From the listing below, extract every line in which the word "Zoho" appears.

>>>

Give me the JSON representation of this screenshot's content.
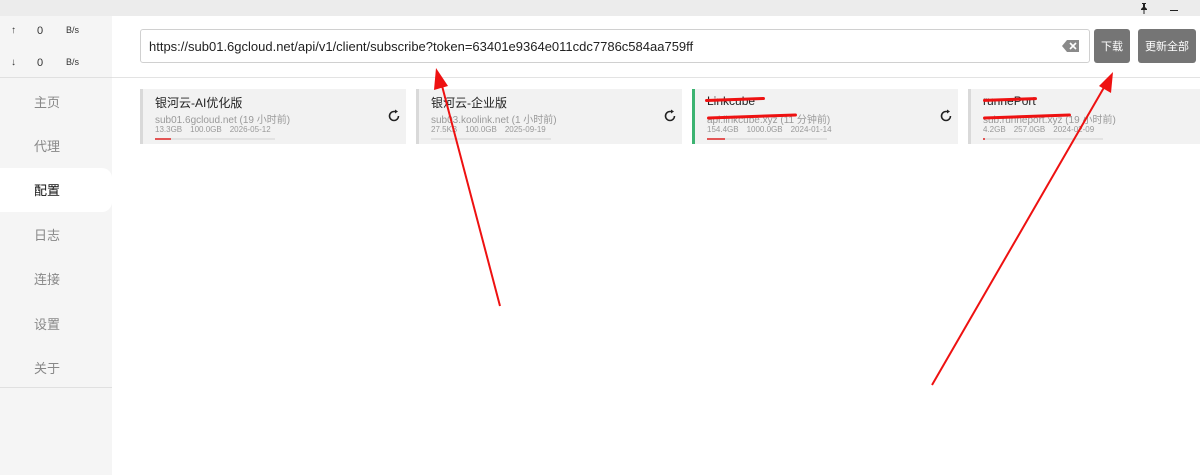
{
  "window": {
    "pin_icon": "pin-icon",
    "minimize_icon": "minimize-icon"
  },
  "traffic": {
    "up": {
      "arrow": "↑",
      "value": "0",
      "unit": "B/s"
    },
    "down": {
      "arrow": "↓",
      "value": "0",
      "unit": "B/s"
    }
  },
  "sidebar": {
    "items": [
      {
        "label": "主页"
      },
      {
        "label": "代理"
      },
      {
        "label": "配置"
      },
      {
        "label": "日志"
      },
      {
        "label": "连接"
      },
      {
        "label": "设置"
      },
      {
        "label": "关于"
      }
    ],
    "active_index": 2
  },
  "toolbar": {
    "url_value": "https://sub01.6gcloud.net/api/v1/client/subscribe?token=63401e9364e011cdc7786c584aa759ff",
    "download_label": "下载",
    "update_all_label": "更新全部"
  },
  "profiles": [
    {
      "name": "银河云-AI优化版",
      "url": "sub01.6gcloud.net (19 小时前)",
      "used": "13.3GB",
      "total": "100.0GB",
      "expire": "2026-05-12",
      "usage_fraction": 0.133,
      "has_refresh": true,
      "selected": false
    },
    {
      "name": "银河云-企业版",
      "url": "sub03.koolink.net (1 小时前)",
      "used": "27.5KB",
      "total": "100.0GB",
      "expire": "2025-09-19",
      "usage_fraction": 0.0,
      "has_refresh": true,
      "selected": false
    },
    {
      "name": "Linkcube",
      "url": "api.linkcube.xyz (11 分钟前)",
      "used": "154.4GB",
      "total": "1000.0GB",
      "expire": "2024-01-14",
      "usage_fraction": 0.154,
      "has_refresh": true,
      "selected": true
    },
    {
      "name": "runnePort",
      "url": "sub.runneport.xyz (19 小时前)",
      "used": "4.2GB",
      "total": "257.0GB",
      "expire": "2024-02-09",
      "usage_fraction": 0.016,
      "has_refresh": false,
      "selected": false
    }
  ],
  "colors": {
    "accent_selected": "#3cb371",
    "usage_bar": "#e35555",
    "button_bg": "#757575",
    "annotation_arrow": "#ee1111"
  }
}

<<<
>>>

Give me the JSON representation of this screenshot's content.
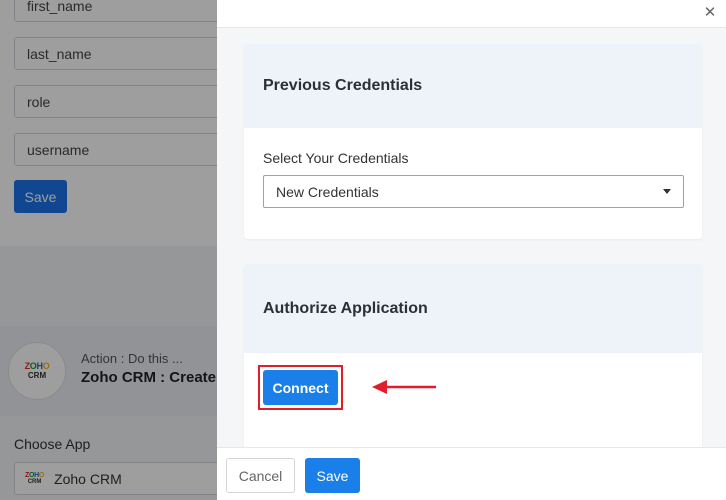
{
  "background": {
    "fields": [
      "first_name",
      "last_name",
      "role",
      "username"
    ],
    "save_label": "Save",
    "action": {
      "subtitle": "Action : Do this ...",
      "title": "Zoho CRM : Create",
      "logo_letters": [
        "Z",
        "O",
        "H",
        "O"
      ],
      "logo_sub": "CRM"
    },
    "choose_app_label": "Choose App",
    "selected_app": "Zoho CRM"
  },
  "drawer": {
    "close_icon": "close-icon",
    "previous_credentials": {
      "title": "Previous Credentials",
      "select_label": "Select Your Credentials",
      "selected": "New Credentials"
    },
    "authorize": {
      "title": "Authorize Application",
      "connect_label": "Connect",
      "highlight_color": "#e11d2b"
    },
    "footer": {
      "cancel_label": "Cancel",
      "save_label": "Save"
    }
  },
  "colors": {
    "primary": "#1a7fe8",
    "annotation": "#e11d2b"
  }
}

<<<

**Result below**
      "title": "Zoho CRM : Create",
    "selected_app": "Zoho CRM"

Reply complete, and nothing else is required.